_Source material_
* * * * * * *
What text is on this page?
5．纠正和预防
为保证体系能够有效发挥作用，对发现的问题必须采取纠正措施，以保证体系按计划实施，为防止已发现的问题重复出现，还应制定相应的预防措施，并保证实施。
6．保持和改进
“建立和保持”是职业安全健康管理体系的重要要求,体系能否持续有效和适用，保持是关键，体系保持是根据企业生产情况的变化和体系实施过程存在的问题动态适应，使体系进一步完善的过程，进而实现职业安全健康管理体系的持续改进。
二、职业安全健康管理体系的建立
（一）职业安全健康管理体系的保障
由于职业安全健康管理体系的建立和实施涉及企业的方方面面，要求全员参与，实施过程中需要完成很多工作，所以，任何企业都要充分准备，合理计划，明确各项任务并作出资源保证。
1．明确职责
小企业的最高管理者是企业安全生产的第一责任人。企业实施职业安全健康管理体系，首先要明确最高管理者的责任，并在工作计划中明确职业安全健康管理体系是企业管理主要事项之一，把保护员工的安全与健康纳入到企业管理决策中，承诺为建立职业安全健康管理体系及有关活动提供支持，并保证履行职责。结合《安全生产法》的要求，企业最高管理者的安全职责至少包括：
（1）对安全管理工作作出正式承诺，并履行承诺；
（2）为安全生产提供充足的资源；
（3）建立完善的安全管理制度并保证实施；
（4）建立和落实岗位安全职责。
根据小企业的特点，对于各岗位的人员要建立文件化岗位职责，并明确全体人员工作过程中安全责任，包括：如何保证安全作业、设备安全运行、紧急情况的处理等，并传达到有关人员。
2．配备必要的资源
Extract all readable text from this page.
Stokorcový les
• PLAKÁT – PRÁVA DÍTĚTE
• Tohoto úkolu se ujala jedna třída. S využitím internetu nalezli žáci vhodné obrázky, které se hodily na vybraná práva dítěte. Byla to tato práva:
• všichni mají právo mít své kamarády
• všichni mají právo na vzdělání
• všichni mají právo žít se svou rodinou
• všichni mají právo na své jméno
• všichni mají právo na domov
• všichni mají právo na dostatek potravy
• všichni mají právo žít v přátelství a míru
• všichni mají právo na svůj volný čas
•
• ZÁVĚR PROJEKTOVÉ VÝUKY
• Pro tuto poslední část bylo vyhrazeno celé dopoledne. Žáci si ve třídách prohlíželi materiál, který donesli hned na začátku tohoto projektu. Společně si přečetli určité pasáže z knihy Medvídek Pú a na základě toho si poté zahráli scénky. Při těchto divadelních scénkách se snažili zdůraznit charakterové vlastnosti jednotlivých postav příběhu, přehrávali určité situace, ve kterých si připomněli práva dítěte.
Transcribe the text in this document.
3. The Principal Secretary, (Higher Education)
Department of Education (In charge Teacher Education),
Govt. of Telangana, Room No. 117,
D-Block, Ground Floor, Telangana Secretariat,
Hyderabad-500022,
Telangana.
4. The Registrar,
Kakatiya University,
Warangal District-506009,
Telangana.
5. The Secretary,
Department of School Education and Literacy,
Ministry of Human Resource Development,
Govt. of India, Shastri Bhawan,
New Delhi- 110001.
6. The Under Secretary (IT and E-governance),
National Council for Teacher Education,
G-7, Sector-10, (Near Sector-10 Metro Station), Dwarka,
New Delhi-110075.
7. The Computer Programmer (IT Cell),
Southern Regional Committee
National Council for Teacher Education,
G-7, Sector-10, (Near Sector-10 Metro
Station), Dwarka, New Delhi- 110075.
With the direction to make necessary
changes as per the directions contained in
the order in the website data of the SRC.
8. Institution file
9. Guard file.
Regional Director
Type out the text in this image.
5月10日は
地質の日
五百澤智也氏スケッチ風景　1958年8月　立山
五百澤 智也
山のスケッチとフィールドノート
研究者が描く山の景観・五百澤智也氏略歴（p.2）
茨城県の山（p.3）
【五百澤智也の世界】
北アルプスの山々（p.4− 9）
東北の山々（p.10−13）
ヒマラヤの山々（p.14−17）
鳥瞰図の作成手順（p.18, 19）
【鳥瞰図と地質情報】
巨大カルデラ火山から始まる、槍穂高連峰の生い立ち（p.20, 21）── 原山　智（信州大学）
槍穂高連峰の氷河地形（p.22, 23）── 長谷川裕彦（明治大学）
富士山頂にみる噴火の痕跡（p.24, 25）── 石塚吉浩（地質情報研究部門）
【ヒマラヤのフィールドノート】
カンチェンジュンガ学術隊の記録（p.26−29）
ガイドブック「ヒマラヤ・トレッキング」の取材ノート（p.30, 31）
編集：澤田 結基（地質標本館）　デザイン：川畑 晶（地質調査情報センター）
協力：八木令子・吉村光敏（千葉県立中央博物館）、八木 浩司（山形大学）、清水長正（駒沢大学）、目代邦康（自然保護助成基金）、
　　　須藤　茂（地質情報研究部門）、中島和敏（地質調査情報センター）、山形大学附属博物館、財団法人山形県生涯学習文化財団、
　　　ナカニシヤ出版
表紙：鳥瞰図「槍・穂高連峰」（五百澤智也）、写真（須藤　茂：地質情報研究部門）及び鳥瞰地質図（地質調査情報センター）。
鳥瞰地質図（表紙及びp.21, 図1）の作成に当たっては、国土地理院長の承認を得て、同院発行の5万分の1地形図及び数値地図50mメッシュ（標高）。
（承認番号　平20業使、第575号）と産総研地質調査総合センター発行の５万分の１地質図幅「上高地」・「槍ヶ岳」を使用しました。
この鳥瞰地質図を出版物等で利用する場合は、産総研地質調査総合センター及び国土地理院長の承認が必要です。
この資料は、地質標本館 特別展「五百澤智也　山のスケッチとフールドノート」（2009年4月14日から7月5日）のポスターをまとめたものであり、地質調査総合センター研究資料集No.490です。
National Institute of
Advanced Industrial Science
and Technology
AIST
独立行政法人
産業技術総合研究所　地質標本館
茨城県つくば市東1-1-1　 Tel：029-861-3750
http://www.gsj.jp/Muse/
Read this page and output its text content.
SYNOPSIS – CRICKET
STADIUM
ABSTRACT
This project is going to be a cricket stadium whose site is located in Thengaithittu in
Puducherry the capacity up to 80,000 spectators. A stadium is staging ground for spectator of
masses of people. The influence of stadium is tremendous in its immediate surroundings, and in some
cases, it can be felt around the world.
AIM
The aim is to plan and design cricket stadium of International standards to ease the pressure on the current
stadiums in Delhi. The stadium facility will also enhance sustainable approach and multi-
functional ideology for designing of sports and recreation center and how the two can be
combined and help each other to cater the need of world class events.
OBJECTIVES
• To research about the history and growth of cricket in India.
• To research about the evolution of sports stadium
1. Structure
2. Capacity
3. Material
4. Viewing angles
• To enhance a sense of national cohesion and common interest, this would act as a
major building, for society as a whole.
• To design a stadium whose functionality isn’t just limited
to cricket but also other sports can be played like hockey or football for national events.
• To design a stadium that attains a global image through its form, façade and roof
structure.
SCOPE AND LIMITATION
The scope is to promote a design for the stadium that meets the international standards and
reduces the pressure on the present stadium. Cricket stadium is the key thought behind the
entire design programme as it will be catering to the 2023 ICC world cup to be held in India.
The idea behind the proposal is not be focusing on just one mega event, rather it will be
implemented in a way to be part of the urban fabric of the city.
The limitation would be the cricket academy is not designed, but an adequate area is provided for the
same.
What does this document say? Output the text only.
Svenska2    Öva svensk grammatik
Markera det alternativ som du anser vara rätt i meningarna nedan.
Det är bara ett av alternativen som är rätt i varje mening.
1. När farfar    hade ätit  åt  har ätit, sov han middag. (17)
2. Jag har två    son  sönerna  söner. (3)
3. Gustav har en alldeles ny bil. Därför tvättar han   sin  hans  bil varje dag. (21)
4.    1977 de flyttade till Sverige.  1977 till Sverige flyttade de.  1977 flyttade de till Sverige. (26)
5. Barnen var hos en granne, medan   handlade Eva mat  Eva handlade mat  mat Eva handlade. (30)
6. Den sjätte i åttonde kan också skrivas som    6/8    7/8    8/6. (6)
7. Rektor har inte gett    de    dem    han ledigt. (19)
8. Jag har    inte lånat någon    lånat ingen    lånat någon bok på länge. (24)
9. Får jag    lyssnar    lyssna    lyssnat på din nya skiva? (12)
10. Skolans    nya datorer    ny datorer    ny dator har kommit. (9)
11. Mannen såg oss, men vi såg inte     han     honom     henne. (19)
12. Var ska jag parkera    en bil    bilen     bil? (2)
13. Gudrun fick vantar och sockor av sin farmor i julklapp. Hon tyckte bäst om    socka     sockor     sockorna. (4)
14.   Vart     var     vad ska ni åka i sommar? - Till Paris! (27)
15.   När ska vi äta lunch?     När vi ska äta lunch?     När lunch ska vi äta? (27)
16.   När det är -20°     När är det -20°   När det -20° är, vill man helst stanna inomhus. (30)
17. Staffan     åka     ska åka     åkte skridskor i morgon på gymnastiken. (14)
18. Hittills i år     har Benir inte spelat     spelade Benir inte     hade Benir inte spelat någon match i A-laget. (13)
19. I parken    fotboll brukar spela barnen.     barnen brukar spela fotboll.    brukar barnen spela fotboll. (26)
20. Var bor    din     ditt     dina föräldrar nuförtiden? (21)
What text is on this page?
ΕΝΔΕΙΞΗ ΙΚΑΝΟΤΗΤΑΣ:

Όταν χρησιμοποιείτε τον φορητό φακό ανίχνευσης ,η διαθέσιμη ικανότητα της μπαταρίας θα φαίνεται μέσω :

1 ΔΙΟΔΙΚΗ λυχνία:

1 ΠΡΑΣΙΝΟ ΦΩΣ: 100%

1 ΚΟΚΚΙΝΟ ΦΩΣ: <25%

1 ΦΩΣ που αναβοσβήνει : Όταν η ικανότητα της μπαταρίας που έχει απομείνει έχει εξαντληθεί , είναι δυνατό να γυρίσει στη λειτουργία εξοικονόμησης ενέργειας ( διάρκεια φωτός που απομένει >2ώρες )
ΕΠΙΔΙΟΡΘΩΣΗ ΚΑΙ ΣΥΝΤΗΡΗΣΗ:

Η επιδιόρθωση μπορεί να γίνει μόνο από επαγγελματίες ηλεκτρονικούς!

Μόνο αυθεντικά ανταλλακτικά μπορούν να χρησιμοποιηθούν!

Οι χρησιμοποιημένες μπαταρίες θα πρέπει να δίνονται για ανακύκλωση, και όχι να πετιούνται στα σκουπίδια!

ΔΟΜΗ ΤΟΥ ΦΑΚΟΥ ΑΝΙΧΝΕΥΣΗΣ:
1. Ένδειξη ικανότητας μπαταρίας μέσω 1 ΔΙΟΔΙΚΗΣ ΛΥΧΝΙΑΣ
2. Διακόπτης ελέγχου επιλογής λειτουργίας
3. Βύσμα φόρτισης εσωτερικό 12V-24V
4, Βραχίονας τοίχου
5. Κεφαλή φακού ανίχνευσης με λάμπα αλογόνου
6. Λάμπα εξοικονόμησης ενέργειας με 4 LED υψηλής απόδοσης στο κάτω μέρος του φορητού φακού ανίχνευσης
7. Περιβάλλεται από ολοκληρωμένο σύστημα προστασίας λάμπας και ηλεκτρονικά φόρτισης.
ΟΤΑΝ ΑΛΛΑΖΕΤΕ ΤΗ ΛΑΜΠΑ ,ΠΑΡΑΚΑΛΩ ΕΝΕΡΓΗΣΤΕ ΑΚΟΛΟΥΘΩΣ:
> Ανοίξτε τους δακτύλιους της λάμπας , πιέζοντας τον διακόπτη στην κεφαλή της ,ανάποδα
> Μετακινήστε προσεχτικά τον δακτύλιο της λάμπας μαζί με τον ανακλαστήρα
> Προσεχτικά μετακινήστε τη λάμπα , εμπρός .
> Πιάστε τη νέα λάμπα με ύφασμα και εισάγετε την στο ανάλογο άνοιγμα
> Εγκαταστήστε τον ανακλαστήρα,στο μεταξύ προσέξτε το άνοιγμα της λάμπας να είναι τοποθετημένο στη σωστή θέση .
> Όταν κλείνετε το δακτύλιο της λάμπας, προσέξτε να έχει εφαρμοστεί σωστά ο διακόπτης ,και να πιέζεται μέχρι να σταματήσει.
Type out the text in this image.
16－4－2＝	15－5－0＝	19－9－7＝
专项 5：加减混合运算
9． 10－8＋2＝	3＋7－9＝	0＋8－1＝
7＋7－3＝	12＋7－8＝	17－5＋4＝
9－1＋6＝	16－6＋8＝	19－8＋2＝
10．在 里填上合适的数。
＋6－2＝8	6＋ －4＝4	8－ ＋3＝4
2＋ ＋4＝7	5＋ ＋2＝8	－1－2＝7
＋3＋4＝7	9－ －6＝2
* * * * * * *
_Set task_
In the data above, how many lines contain the string "whose"? Answer with the number only.

_Result of the task_
2